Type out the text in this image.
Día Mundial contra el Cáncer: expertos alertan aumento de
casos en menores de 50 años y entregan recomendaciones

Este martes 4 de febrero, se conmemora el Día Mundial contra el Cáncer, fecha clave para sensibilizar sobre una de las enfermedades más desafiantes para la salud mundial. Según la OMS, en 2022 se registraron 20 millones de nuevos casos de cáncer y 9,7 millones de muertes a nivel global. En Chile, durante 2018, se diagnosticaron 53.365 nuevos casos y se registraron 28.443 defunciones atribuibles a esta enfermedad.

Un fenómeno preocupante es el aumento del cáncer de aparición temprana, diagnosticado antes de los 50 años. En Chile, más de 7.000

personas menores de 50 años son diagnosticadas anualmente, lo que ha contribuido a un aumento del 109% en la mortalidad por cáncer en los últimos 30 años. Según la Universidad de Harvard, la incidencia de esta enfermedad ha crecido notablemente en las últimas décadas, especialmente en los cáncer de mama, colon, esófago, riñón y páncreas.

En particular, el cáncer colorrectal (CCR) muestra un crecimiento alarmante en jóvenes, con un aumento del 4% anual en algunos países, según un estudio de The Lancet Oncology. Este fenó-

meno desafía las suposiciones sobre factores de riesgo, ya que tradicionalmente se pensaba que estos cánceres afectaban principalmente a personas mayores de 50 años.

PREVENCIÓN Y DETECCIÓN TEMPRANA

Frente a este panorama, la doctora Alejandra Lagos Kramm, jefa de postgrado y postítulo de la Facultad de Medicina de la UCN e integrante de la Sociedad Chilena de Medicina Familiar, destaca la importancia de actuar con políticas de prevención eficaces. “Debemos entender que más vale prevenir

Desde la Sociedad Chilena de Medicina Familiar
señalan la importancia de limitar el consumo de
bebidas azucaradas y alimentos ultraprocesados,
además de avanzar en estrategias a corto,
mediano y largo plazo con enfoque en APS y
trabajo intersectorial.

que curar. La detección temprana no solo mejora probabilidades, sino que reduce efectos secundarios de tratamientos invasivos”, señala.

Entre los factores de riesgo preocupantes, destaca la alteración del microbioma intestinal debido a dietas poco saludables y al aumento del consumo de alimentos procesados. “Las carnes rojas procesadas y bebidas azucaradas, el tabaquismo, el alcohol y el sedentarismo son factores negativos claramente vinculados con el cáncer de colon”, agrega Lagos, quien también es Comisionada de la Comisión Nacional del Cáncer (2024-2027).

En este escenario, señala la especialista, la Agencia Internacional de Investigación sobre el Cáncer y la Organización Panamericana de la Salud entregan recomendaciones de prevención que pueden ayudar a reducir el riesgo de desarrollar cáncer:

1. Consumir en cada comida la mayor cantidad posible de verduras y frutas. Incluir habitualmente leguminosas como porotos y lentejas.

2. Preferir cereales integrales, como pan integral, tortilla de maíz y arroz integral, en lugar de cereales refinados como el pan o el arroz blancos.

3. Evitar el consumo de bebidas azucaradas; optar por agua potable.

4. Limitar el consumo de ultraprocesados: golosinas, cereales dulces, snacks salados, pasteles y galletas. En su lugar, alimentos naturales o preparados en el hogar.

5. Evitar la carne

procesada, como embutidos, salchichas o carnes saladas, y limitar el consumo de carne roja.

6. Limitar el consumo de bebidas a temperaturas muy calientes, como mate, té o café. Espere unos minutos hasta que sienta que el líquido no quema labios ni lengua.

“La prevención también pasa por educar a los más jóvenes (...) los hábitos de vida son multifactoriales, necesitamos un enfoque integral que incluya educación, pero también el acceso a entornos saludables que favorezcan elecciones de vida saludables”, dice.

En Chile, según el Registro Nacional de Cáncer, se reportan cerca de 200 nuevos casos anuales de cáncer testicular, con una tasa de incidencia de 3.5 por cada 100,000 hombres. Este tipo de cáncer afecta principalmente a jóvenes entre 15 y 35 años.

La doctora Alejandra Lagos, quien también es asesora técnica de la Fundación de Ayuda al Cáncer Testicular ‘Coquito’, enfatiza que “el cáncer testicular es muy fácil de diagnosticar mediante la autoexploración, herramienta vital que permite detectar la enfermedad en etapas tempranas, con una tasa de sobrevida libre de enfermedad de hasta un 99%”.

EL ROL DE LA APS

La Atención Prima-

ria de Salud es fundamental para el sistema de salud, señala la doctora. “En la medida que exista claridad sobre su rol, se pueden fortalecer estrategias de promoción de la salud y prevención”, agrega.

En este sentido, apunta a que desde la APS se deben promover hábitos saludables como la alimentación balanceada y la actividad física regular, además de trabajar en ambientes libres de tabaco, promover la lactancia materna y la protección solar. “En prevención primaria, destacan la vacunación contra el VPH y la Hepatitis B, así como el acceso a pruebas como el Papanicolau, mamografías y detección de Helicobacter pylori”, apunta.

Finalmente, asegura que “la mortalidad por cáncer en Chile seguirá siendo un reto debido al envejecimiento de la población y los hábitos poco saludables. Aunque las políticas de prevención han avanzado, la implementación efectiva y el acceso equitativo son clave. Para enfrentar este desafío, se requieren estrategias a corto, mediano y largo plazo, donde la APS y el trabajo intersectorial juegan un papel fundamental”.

● ● ●

→ **AIM OF THE EXERCISE**
Return every line holding the word "casos" from the records.

→ **EXPECTED ANSWER**
casos en menores de 50 años y entregan recomendaciones
Este martes 4 de febrero, se conmemora el Día Mundial contra el Cáncer, fecha clave para sensibilizar sobre una de las enfermedades más desafiantes para la salud mundial. Según la OMS, en 2022 se registraron 20 millones de nuevos casos de cáncer y 9,7 millones de muertes a nivel global. En Chile, durante 2018, se diagnosticaron 53.365 nuevos casos y se registraron 28.443 defunciones atribuibles a esta enfermedad.
En Chile, según el Registro Nacional de Cáncer, se reportan cerca de 200 nuevos casos anuales de cáncer testicular, con una tasa de incidencia de 3.5 por cada 100,000 hombres. Este tipo de cáncer afecta principalmente a jóvenes entre 15 y 35 años.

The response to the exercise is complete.